WHAT IS ASKED
Repeat the lines below exactly as they appear, but leave out the images.
☆ ☆ ☆ ☆ ☆
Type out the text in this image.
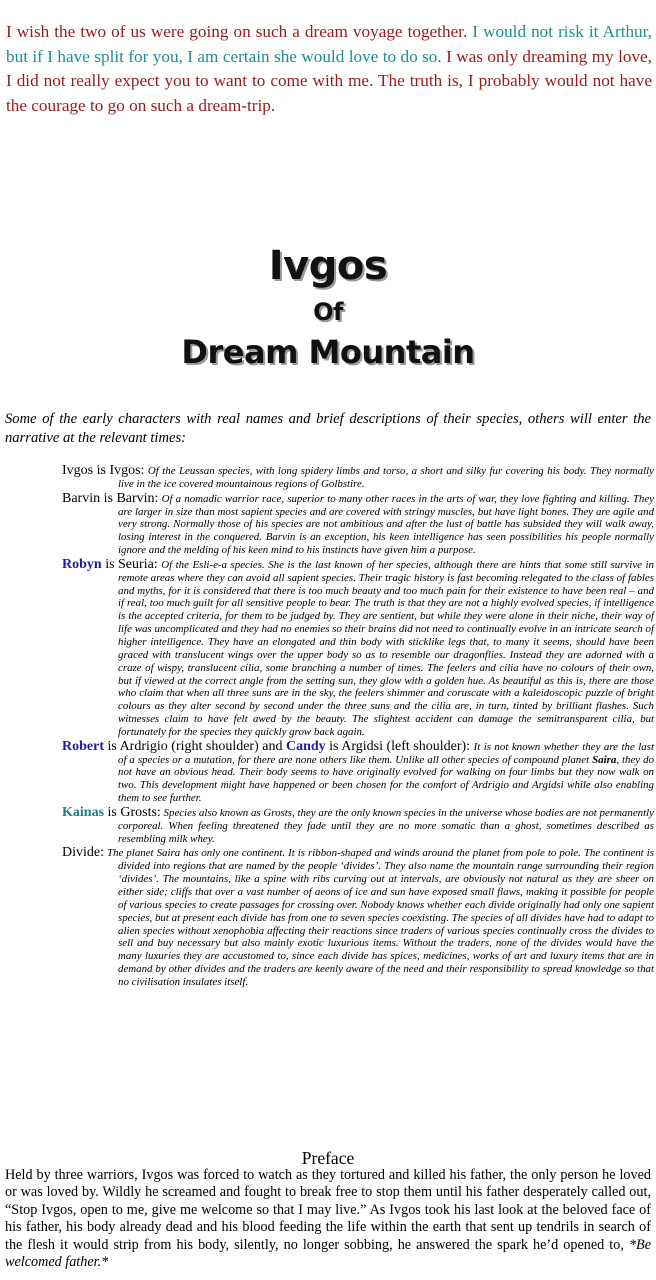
I wish the two of us were going on such a dream voyage together. I would not risk it Arthur, but if I have split for you, I am certain she would love to do so. I was only dreaming my love, I did not really expect you to want to come with me. The truth is, I probably would not have the courage to go on such a dream-trip.
Ivgos
Of
Dream Mountain
Some of the early characters with real names and brief descriptions of their species, others will enter the narrative at the relevant times:
Ivgos is Ivgos: Of the Leussan species, with long spidery limbs and torso, a short and silky fur covering his body. They normally live in the ice covered mountainous regions of Golbstire.
Barvin is Barvin: Of a nomadic warrior race, superior to many other races in the arts of war, they love fighting and killing. They are larger in size than most sapient species and are covered with stringy muscles, but have light bones. They are agile and very strong. Normally those of his species are not ambitious and after the lust of battle has subsided they will walk away, losing interest in the conquered. Barvin is an exception, his keen intelligence has seen possibilities his people normally ignore and the melding of his keen mind to his instincts have given him a purpose.
Robyn is Seuria: Of the Esli-e-a species. She is the last known of her species, although there are hints that some still survive in remote areas where they can avoid all sapient species. Their tragic history is fast becoming relegated to the class of fables and myths, for it is considered that there is too much beauty and too much pain for their existence to have been real – and if real, too much guilt for all sensitive people to bear. The truth is that they are not a highly evolved species, if intelligence is the accepted criteria, for them to be judged by. They are sentient, but while they were alone in their niche, their way of life was uncomplicated and they had no enemies so their brains did not need to continually evolve in an intricate search of higher intelligence. They have an elongated and thin body with sticklike legs that, to many it seems, should have been graced with translucent wings over the upper body so as to resemble our dragonflies. Instead they are adorned with a craze of wispy, translucent cilia, some branching a number of times. The feelers and cilia have no colours of their own, but if viewed at the correct angle from the setting sun, they glow with a golden hue. As beautiful as this is, there are those who claim that when all three suns are in the sky, the feelers shimmer and coruscate with a kaleidoscopic puzzle of bright colours as they alter second by second under the three suns and the cilia are, in turn, tinted by brilliant flashes. Such witnesses claim to have felt awed by the beauty. The slightest accident can damage the semitransparent cilia, but fortunately for the species they quickly grow back again.
Robert is Ardrigio (right shoulder) and Candy is Argidsi (left shoulder): It is not known whether they are the last of a species or a mutation, for there are none others like them. Unlike all other species of compound planet Saira, they do not have an obvious head. Their body seems to have originally evolved for walking on four limbs but they now walk on two. This development might have happened or been chosen for the comfort of Ardrigio and Argidsi while also enabling them to see further.
Kainas is Grosts: Species also known as Grosts, they are the only known species in the universe whose bodies are not permanently corporeal. When feeling threatened they fade until they are no more somatic than a ghost, sometimes described as resembling milk whey.
Divide: The planet Saira has only one continent. It is ribbon-shaped and winds around the planet from pole to pole. The continent is divided into regions that are named by the people ‘divides’. They also name the mountain range surrounding their region ‘divides’. The mountains, like a spine with ribs curving out at intervals, are obviously not natural as they are sheer on either side; cliffs that over a vast number of aeons of ice and sun have exposed small flaws, making it possible for people of various species to create passages for crossing over. Nobody knows whether each divide originally had only one sapient species, but at present each divide has from one to seven species coexisting. The species of all divides have had to adapt to alien species without xenophobia affecting their reactions since traders of various species continually cross the divides to sell and buy necessary but also mainly exotic luxurious items. Without the traders, none of the divides would have the many luxuries they are accustomed to, since each divide has spices, medicines, works of art and luxury items that are in demand by other divides and the traders are keenly aware of the need and their responsibility to spread knowledge so that no civilisation insulates itself.
Preface
Held by three warriors, Ivgos was forced to watch as they tortured and killed his father, the only person he loved or was loved by. Wildly he screamed and fought to break free to stop them until his father desperately called out, “Stop Ivgos, open to me, give me welcome so that I may live.” As Ivgos took his last look at the beloved face of his father, his body already dead and his blood feeding the life within the earth that sent up tendrils in search of the flesh it would strip from his body, silently, no longer sobbing, he answered the spark he’d opened to, *Be welcomed father.*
☆ ☆ ☆ ☆ ☆
SOLUTION TO THE EXERCISE
Type out the text in this image.
I wish the two of us were going on such a dream voyage together. I would not risk it Arthur, but if I have split for you, I am certain she would love to do so. I was only dreaming my love, I did not really expect you to want to come with me. The truth is, I probably would not have the courage to go on such a dream-trip.
Ivgos
Of
Dream Mountain
Some of the early characters with real names and brief descriptions of their species, others will enter the narrative at the relevant times:
Ivgos is Ivgos: Of the Leussan species, with long spidery limbs and torso, a short and silky fur covering his body. They normally live in the ice covered mountainous regions of Golbstire.
Barvin is Barvin: Of a nomadic warrior race, superior to many other races in the arts of war, they love fighting and killing. They are larger in size than most sapient species and are covered with stringy muscles, but have light bones. They are agile and very strong. Normally those of his species are not ambitious and after the lust of battle has subsided they will walk away, losing interest in the conquered. Barvin is an exception, his keen intelligence has seen possibilities his people normally ignore and the melding of his keen mind to his instincts have given him a purpose.
Robyn is Seuria: Of the Esli-e-a species. She is the last known of her species, although there are hints that some still survive in remote areas where they can avoid all sapient species. Their tragic history is fast becoming relegated to the class of fables and myths, for it is considered that there is too much beauty and too much pain for their existence to have been real – and if real, too much guilt for all sensitive people to bear. The truth is that they are not a highly evolved species, if intelligence is the accepted criteria, for them to be judged by. They are sentient, but while they were alone in their niche, their way of life was uncomplicated and they had no enemies so their brains did not need to continually evolve in an intricate search of higher intelligence. They have an elongated and thin body with sticklike legs that, to many it seems, should have been graced with translucent wings over the upper body so as to resemble our dragonflies. Instead they are adorned with a craze of wispy, translucent cilia, some branching a number of times. The feelers and cilia have no colours of their own, but if viewed at the correct angle from the setting sun, they glow with a golden hue. As beautiful as this is, there are those who claim that when all three suns are in the sky, the feelers shimmer and coruscate with a kaleidoscopic puzzle of bright colours as they alter second by second under the three suns and the cilia are, in turn, tinted by brilliant flashes. Such witnesses claim to have felt awed by the beauty. The slightest accident can damage the semitransparent cilia, but fortunately for the species they quickly grow back again.
Robert is Ardrigio (right shoulder) and Candy is Argidsi (left shoulder): It is not known whether they are the last of a species or a mutation, for there are none others like them. Unlike all other species of compound planet Saira, they do not have an obvious head. Their body seems to have originally evolved for walking on four limbs but they now walk on two. This development might have happened or been chosen for the comfort of Ardrigio and Argidsi while also enabling them to see further.
Kainas is Grosts: Species also known as Grosts, they are the only known species in the universe whose bodies are not permanently corporeal. When feeling threatened they fade until they are no more somatic than a ghost, sometimes described as resembling milk whey.
Divide: The planet Saira has only one continent. It is ribbon-shaped and winds around the planet from pole to pole. The continent is divided into regions that are named by the people ‘divides’. They also name the mountain range surrounding their region ‘divides’. The mountains, like a spine with ribs curving out at intervals, are obviously not natural as they are sheer on either side; cliffs that over a vast number of aeons of ice and sun have exposed small flaws, making it possible for people of various species to create passages for crossing over. Nobody knows whether each divide originally had only one sapient species, but at present each divide has from one to seven species coexisting. The species of all divides have had to adapt to alien species without xenophobia affecting their reactions since traders of various species continually cross the divides to sell and buy necessary but also mainly exotic luxurious items. Without the traders, none of the divides would have the many luxuries they are accustomed to, since each divide has spices, medicines, works of art and luxury items that are in demand by other divides and the traders are keenly aware of the need and their responsibility to spread knowledge so that no civilisation insulates itself.
Preface
Held by three warriors, Ivgos was forced to watch as they tortured and killed his father, the only person he loved or was loved by. Wildly he screamed and fought to break free to stop them until his father desperately called out, “Stop Ivgos, open to me, give me welcome so that I may live.” As Ivgos took his last look at the beloved face of his father, his body already dead and his blood feeding the life within the earth that sent up tendrils in search of the flesh it would strip from his body, silently, no longer sobbing, he answered the spark he’d opened to, *Be welcomed father.*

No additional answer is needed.